Please write out the material below exactly as given.
— START Provided information —
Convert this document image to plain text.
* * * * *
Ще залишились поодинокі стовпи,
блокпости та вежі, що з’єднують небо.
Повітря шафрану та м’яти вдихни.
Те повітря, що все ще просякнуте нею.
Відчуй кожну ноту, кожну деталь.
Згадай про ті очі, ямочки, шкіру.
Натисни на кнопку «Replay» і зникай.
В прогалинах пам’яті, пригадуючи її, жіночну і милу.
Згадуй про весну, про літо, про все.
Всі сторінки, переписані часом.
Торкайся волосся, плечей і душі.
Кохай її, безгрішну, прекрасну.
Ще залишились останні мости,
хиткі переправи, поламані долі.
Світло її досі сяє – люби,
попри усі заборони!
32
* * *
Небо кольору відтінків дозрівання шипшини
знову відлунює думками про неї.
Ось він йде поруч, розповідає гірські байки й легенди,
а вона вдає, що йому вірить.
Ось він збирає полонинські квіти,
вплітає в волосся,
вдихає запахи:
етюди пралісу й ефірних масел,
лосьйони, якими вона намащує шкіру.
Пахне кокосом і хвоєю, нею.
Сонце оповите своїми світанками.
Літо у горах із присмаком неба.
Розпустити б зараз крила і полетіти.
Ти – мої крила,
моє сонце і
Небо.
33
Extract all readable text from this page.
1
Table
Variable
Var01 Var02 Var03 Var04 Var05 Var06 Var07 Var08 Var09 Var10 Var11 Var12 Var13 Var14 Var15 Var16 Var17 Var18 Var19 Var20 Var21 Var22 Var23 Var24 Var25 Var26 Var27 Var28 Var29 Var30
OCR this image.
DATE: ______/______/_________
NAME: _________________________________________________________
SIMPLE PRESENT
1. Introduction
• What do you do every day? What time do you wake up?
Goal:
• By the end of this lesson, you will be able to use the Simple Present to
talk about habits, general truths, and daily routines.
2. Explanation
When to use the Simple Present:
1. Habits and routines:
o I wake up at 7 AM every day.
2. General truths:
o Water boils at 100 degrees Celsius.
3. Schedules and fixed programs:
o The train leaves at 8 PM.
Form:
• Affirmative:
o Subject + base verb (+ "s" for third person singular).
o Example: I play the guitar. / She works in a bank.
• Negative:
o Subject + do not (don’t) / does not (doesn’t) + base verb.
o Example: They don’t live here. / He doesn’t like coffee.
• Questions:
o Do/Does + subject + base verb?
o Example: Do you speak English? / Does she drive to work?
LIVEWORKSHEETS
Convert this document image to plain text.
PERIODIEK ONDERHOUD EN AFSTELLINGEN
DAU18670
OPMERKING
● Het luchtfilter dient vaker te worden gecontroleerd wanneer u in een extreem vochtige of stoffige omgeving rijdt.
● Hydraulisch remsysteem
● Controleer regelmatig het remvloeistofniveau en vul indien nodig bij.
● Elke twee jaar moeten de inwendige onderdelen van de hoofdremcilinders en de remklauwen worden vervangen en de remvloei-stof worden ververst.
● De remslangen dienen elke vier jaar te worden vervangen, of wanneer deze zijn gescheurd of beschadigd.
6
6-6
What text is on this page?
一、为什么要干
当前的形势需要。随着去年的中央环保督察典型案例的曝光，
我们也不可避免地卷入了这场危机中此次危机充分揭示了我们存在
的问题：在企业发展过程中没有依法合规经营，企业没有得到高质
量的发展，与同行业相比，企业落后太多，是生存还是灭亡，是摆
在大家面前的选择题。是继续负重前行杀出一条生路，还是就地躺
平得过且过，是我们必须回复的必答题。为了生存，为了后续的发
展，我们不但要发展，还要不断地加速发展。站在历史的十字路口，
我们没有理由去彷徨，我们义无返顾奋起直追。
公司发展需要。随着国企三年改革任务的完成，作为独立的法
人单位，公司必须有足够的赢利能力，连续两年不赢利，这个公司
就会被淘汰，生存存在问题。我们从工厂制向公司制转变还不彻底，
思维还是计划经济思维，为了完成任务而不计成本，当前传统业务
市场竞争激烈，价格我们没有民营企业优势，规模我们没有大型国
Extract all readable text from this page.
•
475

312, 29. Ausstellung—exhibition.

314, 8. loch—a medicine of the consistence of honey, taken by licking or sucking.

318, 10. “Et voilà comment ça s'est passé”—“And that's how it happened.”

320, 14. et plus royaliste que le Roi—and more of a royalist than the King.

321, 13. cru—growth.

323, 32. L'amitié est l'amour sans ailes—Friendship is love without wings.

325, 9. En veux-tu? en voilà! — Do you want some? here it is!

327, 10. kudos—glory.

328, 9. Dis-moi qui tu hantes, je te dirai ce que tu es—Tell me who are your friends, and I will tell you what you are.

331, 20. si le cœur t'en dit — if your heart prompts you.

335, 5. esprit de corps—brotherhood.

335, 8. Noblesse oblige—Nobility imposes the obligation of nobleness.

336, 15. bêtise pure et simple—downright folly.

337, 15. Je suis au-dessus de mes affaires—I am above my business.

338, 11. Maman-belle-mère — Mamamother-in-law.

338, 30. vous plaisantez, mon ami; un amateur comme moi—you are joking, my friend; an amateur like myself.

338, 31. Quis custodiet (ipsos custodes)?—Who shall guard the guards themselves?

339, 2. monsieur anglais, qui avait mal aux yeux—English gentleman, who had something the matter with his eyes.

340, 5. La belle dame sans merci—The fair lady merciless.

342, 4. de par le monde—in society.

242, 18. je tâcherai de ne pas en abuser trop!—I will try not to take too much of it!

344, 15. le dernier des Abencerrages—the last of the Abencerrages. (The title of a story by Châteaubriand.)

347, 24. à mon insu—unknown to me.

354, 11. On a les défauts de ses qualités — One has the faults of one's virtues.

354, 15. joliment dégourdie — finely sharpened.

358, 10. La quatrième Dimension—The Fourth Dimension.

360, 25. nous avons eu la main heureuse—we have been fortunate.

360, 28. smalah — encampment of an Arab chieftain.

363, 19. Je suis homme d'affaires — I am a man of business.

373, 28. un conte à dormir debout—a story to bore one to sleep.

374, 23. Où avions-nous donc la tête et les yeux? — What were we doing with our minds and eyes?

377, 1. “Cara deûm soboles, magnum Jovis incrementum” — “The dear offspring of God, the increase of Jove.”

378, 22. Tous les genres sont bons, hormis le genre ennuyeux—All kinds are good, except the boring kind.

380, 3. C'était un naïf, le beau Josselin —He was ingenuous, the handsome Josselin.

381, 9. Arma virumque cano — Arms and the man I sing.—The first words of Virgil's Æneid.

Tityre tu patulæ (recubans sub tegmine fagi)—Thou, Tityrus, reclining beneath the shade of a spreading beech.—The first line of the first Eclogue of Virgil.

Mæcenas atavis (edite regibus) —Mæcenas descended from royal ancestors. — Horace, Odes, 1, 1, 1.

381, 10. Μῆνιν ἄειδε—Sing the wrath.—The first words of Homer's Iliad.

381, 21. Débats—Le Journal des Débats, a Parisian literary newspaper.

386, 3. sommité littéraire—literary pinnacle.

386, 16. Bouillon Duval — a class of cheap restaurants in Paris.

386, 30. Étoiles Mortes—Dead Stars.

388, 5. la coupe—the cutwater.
— END Provided information —
**Completed exercise**
Convert this document image to plain text.
* * * * *
Ще залишились поодинокі стовпи,
блокпости та вежі, що з’єднують небо.
Повітря шафрану та м’яти вдихни.
Те повітря, що все ще просякнуте нею.
Відчуй кожну ноту, кожну деталь.
Згадай про ті очі, ямочки, шкіру.
Натисни на кнопку «Replay» і зникай.
В прогалинах пам’яті, пригадуючи її, жіночну і милу.
Згадуй про весну, про літо, про все.
Всі сторінки, переписані часом.
Торкайся волосся, плечей і душі.
Кохай її, безгрішну, прекрасну.
Ще залишились останні мости,
хиткі переправи, поламані долі.
Світло її досі сяє – люби,
попри усі заборони!
32
* * *
Небо кольору відтінків дозрівання шипшини
знову відлунює думками про неї.
Ось він йде поруч, розповідає гірські байки й легенди,
а вона вдає, що йому вірить.
Ось він збирає полонинські квіти,
вплітає в волосся,
вдихає запахи:
етюди пралісу й ефірних масел,
лосьйони, якими вона намащує шкіру.
Пахне кокосом і хвоєю, нею.
Сонце оповите своїми світанками.
Літо у горах із присмаком неба.
Розпустити б зараз крила і полетіти.
Ти – мої крила,
моє сонце і
Небо.
33
Extract all readable text from this page.
1
Table
Variable
Var01 Var02 Var03 Var04 Var05 Var06 Var07 Var08 Var09 Var10 Var11 Var12 Var13 Var14 Var15 Var16 Var17 Var18 Var19 Var20 Var21 Var22 Var23 Var24 Var25 Var26 Var27 Var28 Var29 Var30
OCR this image.
DATE: ______/______/_________
NAME: _________________________________________________________
SIMPLE PRESENT
1. Introduction
• What do you do every day? What time do you wake up?
Goal:
• By the end of this lesson, you will be able to use the Simple Present to
talk about habits, general truths, and daily routines.
2. Explanation
When to use the Simple Present:
1. Habits and routines:
o I wake up at 7 AM every day.
2. General truths:
o Water boils at 100 degrees Celsius.
3. Schedules and fixed programs:
o The train leaves at 8 PM.
Form:
• Affirmative:
o Subject + base verb (+ "s" for third person singular).
o Example: I play the guitar. / She works in a bank.
• Negative:
o Subject + do not (don’t) / does not (doesn’t) + base verb.
o Example: They don’t live here. / He doesn’t like coffee.
• Questions:
o Do/Does + subject + base verb?
o Example: Do you speak English? / Does she drive to work?
LIVEWORKSHEETS
Convert this document image to plain text.
PERIODIEK ONDERHOUD EN AFSTELLINGEN
DAU18670
OPMERKING
● Het luchtfilter dient vaker te worden gecontroleerd wanneer u in een extreem vochtige of stoffige omgeving rijdt.
● Hydraulisch remsysteem
● Controleer regelmatig het remvloeistofniveau en vul indien nodig bij.
● Elke twee jaar moeten de inwendige onderdelen van de hoofdremcilinders en de remklauwen worden vervangen en de remvloei-stof worden ververst.
● De remslangen dienen elke vier jaar te worden vervangen, of wanneer deze zijn gescheurd of beschadigd.
6
6-6
What text is on this page?
一、为什么要干
当前的形势需要。随着去年的中央环保督察典型案例的曝光，
我们也不可避免地卷入了这场危机中此次危机充分揭示了我们存在
的问题：在企业发展过程中没有依法合规经营，企业没有得到高质
量的发展，与同行业相比，企业落后太多，是生存还是灭亡，是摆
在大家面前的选择题。是继续负重前行杀出一条生路，还是就地躺
平得过且过，是我们必须回复的必答题。为了生存，为了后续的发
展，我们不但要发展，还要不断地加速发展。站在历史的十字路口，
我们没有理由去彷徨，我们义无返顾奋起直追。
公司发展需要。随着国企三年改革任务的完成，作为独立的法
人单位，公司必须有足够的赢利能力，连续两年不赢利，这个公司
就会被淘汰，生存存在问题。我们从工厂制向公司制转变还不彻底，
思维还是计划经济思维，为了完成任务而不计成本，当前传统业务
市场竞争激烈，价格我们没有民营企业优势，规模我们没有大型国
Extract all readable text from this page.
•
475

312, 29. Ausstellung—exhibition.

314, 8. loch—a medicine of the consistence of honey, taken by licking or sucking.

318, 10. “Et voilà comment ça s'est passé”—“And that's how it happened.”

320, 14. et plus royaliste que le Roi—and more of a royalist than the King.

321, 13. cru—growth.

323, 32. L'amitié est l'amour sans ailes—Friendship is love without wings.

325, 9. En veux-tu? en voilà! — Do you want some? here it is!

327, 10. kudos—glory.

328, 9. Dis-moi qui tu hantes, je te dirai ce que tu es—Tell me who are your friends, and I will tell you what you are.

331, 20. si le cœur t'en dit — if your heart prompts you.

335, 5. esprit de corps—brotherhood.

335, 8. Noblesse oblige—Nobility imposes the obligation of nobleness.

336, 15. bêtise pure et simple—downright folly.

337, 15. Je suis au-dessus de mes affaires—I am above my business.

338, 11. Maman-belle-mère — Mamamother-in-law.

338, 30. vous plaisantez, mon ami; un amateur comme moi—you are joking, my friend; an amateur like myself.

338, 31. Quis custodiet (ipsos custodes)?—Who shall guard the guards themselves?

339, 2. monsieur anglais, qui avait mal aux yeux—English gentleman, who had something the matter with his eyes.

340, 5. La belle dame sans merci—The fair lady merciless.

342, 4. de par le monde—in society.

242, 18. je tâcherai de ne pas en abuser trop!—I will try not to take too much of it!

344, 15. le dernier des Abencerrages—the last of the Abencerrages. (The title of a story by Châteaubriand.)

347, 24. à mon insu—unknown to me.

354, 11. On a les défauts de ses qualités — One has the faults of one's virtues.

354, 15. joliment dégourdie — finely sharpened.

358, 10. La quatrième Dimension—The Fourth Dimension.

360, 25. nous avons eu la main heureuse—we have been fortunate.

360, 28. smalah — encampment of an Arab chieftain.

363, 19. Je suis homme d'affaires — I am a man of business.

373, 28. un conte à dormir debout—a story to bore one to sleep.

374, 23. Où avions-nous donc la tête et les yeux? — What were we doing with our minds and eyes?

377, 1. “Cara deûm soboles, magnum Jovis incrementum” — “The dear offspring of God, the increase of Jove.”

378, 22. Tous les genres sont bons, hormis le genre ennuyeux—All kinds are good, except the boring kind.

380, 3. C'était un naïf, le beau Josselin —He was ingenuous, the handsome Josselin.

381, 9. Arma virumque cano — Arms and the man I sing.—The first words of Virgil's Æneid.

Tityre tu patulæ (recubans sub tegmine fagi)—Thou, Tityrus, reclining beneath the shade of a spreading beech.—The first line of the first Eclogue of Virgil.

Mæcenas atavis (edite regibus) —Mæcenas descended from royal ancestors. — Horace, Odes, 1, 1, 1.

381, 10. Μῆνιν ἄειδε—Sing the wrath.—The first words of Homer's Iliad.

381, 21. Débats—Le Journal des Débats, a Parisian literary newspaper.

386, 3. sommité littéraire—literary pinnacle.

386, 16. Bouillon Duval — a class of cheap restaurants in Paris.

386, 30. Étoiles Mortes—Dead Stars.

388, 5. la coupe—the cutwater.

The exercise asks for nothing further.